Stated problem:
Could you rewrite the entries below as a numbered list, covering only the stretch from their very first line through the line containing "- Swedes: [1115, 200, 1137, 214]", with both ends included and any blank lines left out?
►
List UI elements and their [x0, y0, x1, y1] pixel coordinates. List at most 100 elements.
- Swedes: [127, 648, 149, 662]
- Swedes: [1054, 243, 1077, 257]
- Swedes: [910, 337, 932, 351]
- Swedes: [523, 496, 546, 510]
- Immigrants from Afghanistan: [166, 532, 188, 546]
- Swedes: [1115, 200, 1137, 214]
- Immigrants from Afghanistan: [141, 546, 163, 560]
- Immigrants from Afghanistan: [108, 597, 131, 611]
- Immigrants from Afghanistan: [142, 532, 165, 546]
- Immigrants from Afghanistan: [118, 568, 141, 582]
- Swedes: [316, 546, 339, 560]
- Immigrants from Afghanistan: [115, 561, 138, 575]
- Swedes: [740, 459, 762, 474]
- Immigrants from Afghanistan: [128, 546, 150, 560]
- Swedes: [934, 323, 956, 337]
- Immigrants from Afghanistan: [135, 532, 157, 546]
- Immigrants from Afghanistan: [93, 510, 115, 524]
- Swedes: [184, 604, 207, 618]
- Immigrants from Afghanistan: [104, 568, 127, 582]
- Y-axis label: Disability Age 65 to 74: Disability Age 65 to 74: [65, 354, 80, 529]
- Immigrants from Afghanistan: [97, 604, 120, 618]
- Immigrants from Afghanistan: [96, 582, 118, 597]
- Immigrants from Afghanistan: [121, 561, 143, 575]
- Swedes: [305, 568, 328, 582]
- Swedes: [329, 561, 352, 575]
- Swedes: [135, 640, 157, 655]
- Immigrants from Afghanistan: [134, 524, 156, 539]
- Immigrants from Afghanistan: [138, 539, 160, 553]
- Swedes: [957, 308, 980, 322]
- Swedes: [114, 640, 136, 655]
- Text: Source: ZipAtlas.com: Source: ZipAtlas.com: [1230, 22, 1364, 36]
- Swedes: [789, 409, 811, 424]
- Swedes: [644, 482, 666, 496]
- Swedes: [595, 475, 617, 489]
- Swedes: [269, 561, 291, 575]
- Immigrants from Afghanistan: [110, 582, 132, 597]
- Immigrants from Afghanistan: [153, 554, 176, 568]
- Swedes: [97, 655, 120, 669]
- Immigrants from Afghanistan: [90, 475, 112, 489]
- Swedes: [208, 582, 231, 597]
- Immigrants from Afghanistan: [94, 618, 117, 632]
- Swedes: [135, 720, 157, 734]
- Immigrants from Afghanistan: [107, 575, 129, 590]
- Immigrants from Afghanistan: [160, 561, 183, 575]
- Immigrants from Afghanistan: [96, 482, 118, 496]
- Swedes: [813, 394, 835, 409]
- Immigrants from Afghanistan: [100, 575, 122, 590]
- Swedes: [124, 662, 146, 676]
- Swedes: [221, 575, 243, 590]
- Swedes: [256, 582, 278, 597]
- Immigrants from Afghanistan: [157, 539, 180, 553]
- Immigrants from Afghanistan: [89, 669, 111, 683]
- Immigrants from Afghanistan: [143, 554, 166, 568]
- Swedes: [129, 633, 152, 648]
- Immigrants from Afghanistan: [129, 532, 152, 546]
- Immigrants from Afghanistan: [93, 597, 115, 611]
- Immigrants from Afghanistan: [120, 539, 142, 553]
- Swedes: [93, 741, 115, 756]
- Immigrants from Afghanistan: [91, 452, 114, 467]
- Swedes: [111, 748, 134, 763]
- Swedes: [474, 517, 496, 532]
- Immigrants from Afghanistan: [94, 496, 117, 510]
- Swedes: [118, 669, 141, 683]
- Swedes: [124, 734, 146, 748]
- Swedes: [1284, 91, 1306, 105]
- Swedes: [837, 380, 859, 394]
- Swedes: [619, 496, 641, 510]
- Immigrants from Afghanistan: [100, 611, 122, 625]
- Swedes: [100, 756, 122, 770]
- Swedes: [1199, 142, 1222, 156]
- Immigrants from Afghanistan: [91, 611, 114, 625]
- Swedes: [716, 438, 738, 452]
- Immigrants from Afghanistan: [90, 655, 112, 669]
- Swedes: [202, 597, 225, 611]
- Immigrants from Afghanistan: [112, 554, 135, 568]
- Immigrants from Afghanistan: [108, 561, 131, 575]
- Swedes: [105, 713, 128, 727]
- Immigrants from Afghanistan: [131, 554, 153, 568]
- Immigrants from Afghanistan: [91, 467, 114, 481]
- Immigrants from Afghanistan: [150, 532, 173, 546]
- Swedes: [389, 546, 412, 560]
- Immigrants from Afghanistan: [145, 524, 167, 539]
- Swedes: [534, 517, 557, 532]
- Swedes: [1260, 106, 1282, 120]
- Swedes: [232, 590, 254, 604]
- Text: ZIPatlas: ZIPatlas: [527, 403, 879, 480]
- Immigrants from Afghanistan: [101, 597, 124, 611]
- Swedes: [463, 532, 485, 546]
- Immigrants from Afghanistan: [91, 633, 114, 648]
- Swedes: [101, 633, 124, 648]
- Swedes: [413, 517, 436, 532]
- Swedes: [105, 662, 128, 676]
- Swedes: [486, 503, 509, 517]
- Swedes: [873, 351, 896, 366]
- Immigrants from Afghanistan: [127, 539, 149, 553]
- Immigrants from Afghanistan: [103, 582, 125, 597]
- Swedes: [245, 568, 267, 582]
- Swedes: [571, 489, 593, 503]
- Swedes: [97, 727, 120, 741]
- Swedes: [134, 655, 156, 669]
◄
Exercise result:
1. List UI elements and their [x0, y0, x1, y1] pixel coordinates. List at most 100 elements.
2. - Swedes: [127, 648, 149, 662]
3. - Swedes: [1054, 243, 1077, 257]
4. - Swedes: [910, 337, 932, 351]
5. - Swedes: [523, 496, 546, 510]
6. - Immigrants from Afghanistan: [166, 532, 188, 546]
7. - Swedes: [1115, 200, 1137, 214]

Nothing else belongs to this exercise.